Work to be completed — Of the lines in the listing below, how many hold "Комплекс"? Answer with the number only.

Records to use —

# # # #

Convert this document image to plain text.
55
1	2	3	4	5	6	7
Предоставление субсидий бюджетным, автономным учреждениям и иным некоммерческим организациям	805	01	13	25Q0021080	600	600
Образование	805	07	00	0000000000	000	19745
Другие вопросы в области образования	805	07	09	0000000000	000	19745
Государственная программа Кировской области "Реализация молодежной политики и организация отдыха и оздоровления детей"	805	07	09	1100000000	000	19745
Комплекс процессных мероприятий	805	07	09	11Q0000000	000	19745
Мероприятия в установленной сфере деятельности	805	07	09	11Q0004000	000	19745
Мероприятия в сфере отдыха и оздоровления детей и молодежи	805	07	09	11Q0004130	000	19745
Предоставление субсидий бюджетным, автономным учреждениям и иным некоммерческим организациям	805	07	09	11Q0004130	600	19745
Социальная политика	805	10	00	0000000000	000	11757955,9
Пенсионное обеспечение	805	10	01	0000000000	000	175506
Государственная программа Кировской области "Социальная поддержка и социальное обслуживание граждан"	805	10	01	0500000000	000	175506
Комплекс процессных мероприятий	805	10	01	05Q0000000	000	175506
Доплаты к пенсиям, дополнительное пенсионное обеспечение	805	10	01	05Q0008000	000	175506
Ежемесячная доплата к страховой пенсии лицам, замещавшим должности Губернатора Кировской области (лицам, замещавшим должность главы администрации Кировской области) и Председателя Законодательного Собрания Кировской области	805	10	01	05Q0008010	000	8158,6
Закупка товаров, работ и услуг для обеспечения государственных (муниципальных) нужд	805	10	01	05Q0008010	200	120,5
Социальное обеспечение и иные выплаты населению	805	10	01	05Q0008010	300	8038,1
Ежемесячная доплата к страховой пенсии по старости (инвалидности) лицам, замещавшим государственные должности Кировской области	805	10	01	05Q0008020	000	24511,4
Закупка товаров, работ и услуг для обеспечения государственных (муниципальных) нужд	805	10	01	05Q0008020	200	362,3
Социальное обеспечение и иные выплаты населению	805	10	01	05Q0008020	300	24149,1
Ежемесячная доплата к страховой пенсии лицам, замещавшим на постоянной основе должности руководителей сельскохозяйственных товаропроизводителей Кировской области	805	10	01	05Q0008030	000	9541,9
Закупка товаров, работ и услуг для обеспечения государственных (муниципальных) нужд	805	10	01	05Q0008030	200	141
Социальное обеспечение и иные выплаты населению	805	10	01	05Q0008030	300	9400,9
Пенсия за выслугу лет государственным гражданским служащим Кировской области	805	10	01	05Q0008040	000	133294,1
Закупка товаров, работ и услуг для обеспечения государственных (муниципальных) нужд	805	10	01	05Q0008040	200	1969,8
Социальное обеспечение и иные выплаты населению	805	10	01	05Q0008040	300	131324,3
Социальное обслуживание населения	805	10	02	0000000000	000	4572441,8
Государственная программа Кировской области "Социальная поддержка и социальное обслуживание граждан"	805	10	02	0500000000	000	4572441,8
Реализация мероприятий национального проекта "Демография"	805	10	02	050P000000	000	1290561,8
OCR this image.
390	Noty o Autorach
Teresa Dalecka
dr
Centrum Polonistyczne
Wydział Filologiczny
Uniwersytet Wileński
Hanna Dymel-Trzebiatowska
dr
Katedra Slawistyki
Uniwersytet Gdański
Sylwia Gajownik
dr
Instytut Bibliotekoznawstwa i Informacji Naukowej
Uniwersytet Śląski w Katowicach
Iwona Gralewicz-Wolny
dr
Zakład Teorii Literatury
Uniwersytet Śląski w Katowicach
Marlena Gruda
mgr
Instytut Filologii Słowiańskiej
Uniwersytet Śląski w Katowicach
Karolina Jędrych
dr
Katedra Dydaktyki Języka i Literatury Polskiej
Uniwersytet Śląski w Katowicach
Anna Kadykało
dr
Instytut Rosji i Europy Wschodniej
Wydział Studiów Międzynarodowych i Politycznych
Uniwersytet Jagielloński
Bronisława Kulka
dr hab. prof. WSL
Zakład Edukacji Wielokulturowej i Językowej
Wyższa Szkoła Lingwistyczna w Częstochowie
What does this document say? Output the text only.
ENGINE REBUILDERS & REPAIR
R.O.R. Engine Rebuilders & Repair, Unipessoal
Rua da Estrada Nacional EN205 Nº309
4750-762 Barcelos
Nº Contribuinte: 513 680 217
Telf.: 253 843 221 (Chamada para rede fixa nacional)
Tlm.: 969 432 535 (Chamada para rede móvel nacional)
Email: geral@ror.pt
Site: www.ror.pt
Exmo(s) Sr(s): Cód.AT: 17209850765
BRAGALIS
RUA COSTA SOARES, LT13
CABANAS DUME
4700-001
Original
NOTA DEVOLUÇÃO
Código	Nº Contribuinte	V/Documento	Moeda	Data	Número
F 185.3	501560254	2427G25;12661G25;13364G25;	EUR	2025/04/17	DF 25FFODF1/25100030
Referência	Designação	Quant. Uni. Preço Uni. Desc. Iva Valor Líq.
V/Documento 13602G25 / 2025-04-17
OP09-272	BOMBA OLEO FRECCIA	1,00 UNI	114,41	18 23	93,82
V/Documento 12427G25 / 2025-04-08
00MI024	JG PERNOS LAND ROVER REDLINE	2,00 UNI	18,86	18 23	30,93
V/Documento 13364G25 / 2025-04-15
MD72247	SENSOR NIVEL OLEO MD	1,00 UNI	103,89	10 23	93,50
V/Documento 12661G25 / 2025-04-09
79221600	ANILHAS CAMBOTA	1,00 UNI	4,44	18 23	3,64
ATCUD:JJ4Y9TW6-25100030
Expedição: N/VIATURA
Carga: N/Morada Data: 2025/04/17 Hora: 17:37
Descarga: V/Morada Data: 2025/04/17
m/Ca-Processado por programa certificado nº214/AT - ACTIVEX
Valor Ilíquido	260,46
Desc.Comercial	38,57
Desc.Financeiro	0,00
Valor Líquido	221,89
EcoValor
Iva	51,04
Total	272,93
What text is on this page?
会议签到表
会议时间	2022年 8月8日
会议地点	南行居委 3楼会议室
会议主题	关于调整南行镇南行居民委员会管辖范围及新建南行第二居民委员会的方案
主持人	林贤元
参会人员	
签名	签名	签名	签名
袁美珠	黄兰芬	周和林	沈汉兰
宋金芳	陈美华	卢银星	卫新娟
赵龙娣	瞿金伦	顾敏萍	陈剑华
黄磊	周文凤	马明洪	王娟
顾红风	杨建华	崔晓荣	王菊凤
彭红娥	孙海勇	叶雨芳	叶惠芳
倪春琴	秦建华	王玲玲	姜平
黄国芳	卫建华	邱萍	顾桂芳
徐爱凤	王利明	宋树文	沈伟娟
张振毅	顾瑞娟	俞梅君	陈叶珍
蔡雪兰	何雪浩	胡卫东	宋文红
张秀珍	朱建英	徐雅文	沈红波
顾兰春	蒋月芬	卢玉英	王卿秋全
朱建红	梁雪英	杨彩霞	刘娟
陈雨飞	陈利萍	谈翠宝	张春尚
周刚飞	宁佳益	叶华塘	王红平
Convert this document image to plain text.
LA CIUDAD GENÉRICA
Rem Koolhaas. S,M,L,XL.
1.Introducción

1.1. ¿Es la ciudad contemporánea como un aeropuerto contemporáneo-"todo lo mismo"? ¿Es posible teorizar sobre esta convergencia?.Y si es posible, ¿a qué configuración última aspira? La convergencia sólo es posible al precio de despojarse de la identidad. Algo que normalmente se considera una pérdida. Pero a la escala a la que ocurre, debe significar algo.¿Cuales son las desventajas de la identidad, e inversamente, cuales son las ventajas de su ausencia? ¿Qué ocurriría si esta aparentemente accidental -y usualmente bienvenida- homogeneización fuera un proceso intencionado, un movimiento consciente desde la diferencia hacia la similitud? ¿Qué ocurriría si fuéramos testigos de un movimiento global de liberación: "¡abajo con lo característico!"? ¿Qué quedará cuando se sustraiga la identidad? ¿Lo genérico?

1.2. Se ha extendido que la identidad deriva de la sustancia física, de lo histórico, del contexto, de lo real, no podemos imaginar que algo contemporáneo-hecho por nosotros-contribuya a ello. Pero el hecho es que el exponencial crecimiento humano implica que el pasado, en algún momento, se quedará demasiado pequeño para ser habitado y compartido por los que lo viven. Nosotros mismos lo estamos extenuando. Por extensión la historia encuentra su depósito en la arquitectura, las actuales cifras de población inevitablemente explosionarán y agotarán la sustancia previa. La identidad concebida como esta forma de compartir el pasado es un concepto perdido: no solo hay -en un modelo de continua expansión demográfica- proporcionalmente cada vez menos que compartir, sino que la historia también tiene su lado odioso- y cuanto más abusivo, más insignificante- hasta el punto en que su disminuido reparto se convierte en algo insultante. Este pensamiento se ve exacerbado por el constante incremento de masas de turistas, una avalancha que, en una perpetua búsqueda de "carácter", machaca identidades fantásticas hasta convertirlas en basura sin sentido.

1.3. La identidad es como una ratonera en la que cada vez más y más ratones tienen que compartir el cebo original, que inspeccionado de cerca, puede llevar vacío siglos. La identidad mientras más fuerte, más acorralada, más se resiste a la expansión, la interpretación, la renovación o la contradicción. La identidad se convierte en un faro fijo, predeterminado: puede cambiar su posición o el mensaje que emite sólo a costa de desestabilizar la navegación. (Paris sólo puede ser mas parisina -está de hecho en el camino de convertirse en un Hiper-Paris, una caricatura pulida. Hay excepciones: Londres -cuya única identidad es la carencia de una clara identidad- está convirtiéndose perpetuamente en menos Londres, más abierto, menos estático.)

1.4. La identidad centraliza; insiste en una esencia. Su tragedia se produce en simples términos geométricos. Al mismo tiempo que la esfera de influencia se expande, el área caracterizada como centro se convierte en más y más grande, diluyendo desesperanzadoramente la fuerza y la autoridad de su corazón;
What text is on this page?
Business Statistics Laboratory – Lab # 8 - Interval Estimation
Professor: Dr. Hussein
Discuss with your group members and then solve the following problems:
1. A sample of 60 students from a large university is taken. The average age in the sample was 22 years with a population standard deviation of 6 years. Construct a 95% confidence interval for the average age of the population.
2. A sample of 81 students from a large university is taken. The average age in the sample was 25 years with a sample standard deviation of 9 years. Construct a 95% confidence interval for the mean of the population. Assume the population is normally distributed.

# # # #

Completed task — 2